Would you quote the material below in full and unchanged?

+===+

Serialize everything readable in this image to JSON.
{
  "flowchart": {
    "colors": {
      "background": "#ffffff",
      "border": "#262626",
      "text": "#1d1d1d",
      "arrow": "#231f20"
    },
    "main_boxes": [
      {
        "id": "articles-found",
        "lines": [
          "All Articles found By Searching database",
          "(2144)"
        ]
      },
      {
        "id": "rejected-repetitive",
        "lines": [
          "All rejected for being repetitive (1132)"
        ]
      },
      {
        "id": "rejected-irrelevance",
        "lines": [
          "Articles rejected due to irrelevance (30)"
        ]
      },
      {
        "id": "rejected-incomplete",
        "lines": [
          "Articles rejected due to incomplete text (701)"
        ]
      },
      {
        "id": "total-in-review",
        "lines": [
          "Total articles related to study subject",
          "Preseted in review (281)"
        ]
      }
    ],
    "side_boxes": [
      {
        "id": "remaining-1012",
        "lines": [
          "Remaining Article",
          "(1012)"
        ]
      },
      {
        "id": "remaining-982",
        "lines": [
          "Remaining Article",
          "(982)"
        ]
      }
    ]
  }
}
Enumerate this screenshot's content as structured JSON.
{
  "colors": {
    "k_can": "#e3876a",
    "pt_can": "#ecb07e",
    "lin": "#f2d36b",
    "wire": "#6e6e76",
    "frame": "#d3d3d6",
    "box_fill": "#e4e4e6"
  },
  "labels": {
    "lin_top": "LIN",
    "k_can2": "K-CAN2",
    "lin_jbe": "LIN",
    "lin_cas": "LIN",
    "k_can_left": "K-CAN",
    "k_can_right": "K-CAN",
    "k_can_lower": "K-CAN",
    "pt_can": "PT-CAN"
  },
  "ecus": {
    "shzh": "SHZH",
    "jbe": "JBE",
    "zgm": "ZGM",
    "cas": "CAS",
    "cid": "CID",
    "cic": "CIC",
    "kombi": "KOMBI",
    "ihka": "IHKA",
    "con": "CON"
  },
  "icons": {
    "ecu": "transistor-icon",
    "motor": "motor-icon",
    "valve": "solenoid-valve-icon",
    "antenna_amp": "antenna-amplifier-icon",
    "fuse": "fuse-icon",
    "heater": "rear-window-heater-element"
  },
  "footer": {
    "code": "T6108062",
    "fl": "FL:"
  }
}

+===+

■ Task response:
Serialize everything readable in this image to JSON.
{
  "flowchart": {
    "colors": {
      "background": "#ffffff",
      "border": "#262626",
      "text": "#1d1d1d",
      "arrow": "#231f20"
    },
    "main_boxes": [
      {
        "id": "articles-found",
        "lines": [
          "All Articles found By Searching database",
          "(2144)"
        ]
      },
      {
        "id": "rejected-repetitive",
        "lines": [
          "All rejected for being repetitive (1132)"
        ]
      },
      {
        "id": "rejected-irrelevance",
        "lines": [
          "Articles rejected due to irrelevance (30)"
        ]
      },
      {
        "id": "rejected-incomplete",
        "lines": [
          "Articles rejected due to incomplete text (701)"
        ]
      },
      {
        "id": "total-in-review",
        "lines": [
          "Total articles related to study subject",
          "Preseted in review (281)"
        ]
      }
    ],
    "side_boxes": [
      {
        "id": "remaining-1012",
        "lines": [
          "Remaining Article",
          "(1012)"
        ]
      },
      {
        "id": "remaining-982",
        "lines": [
          "Remaining Article",
          "(982)"
        ]
      }
    ]
  }
}
Enumerate this screenshot's content as structured JSON.
{
  "colors": {
    "k_can": "#e3876a",
    "pt_can": "#ecb07e",
    "lin": "#f2d36b",
    "wire": "#6e6e76",
    "frame": "#d3d3d6",
    "box_fill": "#e4e4e6"
  },
  "labels": {
    "lin_top": "LIN",
    "k_can2": "K-CAN2",
    "lin_jbe": "LIN",
    "lin_cas": "LIN",
    "k_can_left": "K-CAN",
    "k_can_right": "K-CAN",
    "k_can_lower": "K-CAN",
    "pt_can": "PT-CAN"
  },
  "ecus": {
    "shzh": "SHZH",
    "jbe": "JBE",
    "zgm": "ZGM",
    "cas": "CAS",
    "cid": "CID",
    "cic": "CIC",
    "kombi": "KOMBI",
    "ihka": "IHKA",
    "con": "CON"
  },
  "icons": {
    "ecu": "transistor-icon",
    "motor": "motor-icon",
    "valve": "solenoid-valve-icon",
    "antenna_amp": "antenna-amplifier-icon",
    "fuse": "fuse-icon",
    "heater": "rear-window-heater-element"
  },
  "footer": {
    "code": "T6108062",
    "fl": "FL:"
  }
}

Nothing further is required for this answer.